### JOB
Copy each line that contains the word "广西壮族自治区教育厅".

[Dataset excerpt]
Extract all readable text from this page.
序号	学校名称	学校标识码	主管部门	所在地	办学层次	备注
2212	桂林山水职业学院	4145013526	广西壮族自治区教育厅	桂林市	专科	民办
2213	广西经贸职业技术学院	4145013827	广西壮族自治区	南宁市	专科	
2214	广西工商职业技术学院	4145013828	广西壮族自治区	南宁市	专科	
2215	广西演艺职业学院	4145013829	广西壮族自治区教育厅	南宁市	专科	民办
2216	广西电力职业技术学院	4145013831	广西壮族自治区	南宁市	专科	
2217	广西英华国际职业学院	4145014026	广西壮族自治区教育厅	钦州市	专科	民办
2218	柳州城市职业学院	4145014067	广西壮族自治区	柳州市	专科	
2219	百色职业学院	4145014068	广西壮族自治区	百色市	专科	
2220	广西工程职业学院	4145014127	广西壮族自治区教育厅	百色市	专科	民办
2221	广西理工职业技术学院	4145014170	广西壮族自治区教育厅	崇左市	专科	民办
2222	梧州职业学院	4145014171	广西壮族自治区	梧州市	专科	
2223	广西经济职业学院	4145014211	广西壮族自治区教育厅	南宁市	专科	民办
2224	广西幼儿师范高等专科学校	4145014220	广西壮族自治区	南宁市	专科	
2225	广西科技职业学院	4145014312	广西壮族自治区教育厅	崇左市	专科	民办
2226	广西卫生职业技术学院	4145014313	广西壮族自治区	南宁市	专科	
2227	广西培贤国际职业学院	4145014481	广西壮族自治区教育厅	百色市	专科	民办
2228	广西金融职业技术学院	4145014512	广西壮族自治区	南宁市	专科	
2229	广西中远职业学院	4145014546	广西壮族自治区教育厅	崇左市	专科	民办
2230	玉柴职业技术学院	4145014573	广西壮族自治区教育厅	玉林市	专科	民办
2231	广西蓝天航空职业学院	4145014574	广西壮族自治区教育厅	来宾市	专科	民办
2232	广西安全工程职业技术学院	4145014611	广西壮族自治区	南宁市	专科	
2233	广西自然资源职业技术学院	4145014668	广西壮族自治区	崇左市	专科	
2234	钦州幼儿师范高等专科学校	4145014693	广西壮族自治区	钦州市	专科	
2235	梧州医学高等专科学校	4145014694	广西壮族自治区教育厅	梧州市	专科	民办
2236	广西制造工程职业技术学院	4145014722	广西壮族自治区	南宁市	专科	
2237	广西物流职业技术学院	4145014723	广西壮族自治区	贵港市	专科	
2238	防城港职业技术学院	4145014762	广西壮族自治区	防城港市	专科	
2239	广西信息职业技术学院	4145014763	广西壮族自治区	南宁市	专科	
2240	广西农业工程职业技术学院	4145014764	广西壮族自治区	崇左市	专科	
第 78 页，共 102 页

### OUTPUT BELOW
2212	桂林山水职业学院	4145013526	广西壮族自治区教育厅	桂林市	专科	民办
2215	广西演艺职业学院	4145013829	广西壮族自治区教育厅	南宁市	专科	民办
2217	广西英华国际职业学院	4145014026	广西壮族自治区教育厅	钦州市	专科	民办
2220	广西工程职业学院	4145014127	广西壮族自治区教育厅	百色市	专科	民办
2221	广西理工职业技术学院	4145014170	广西壮族自治区教育厅	崇左市	专科	民办
2223	广西经济职业学院	4145014211	广西壮族自治区教育厅	南宁市	专科	民办
2225	广西科技职业学院	4145014312	广西壮族自治区教育厅	崇左市	专科	民办
2227	广西培贤国际职业学院	4145014481	广西壮族自治区教育厅	百色市	专科	民办
2229	广西中远职业学院	4145014546	广西壮族自治区教育厅	崇左市	专科	民办
2230	玉柴职业技术学院	4145014573	广西壮族自治区教育厅	玉林市	专科	民办
2231	广西蓝天航空职业学院	4145014574	广西壮族自治区教育厅	来宾市	专科	民办
2235	梧州医学高等专科学校	4145014694	广西壮族自治区教育厅	梧州市	专科	民办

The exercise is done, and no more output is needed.